Without the images, output each record below as it stands.

++++++++++

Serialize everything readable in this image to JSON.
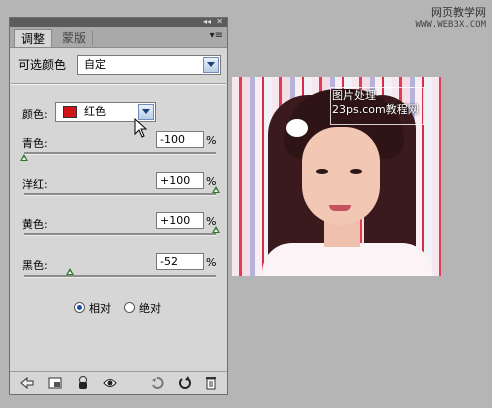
{
  "watermark": {
    "title": "网页教学网",
    "url": "WWW.WEB3X.COM"
  },
  "panel": {
    "tabs": [
      {
        "label": "调整"
      },
      {
        "label": "蒙版"
      }
    ],
    "menu_icon": "panel-menu-icon",
    "preset": {
      "label": "可选颜色",
      "value": "自定"
    },
    "colors": {
      "label": "颜色:",
      "value": "红色",
      "swatch": "#d0141b"
    },
    "sliders": [
      {
        "label": "青色:",
        "value": "-100",
        "unit": "%",
        "level": -100
      },
      {
        "label": "洋红:",
        "value": "+100",
        "unit": "%",
        "level": 100
      },
      {
        "label": "黄色:",
        "value": "+100",
        "unit": "%",
        "level": 100
      },
      {
        "label": "黑色:",
        "value": "-52",
        "unit": "%",
        "level": -52
      }
    ],
    "method": {
      "relative": "相对",
      "absolute": "绝对",
      "selected": "relative"
    }
  },
  "photo": {
    "caption_line1": "图片处理",
    "caption_line2": "23ps.com教程网"
  },
  "colors": {
    "panel_bg": "#d6d6d6",
    "thumb": "#2c7a2c",
    "accent": "#1c4fb0"
  }
}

++++++++++

:: Result ::
Serialize everything readable in this image to JSON.
{
  "watermark": {
    "title": "网页教学网",
    "url": "WWW.WEB3X.COM"
  },
  "panel": {
    "tabs": [
      {
        "label": "调整"
      },
      {
        "label": "蒙版"
      }
    ],
    "menu_icon": "panel-menu-icon",
    "preset": {
      "label": "可选颜色",
      "value": "自定"
    },
    "colors": {
      "label": "颜色:",
      "value": "红色",
      "swatch": "#d0141b"
    },
    "sliders": [
      {
        "label": "青色:",
        "value": "-100",
        "unit": "%",
        "level": -100
      },
      {
        "label": "洋红:",
        "value": "+100",
        "unit": "%",
        "level": 100
      },
      {
        "label": "黄色:",
        "value": "+100",
        "unit": "%",
        "level": 100
      },
      {
        "label": "黑色:",
        "value": "-52",
        "unit": "%",
        "level": -52
      }
    ],
    "method": {
      "relative": "相对",
      "absolute": "绝对",
      "selected": "relative"
    }
  },
  "photo": {
    "caption_line1": "图片处理",
    "caption_line2": "23ps.com教程网"
  },
  "colors": {
    "panel_bg": "#d6d6d6",
    "thumb": "#2c7a2c",
    "accent": "#1c4fb0"
  }
}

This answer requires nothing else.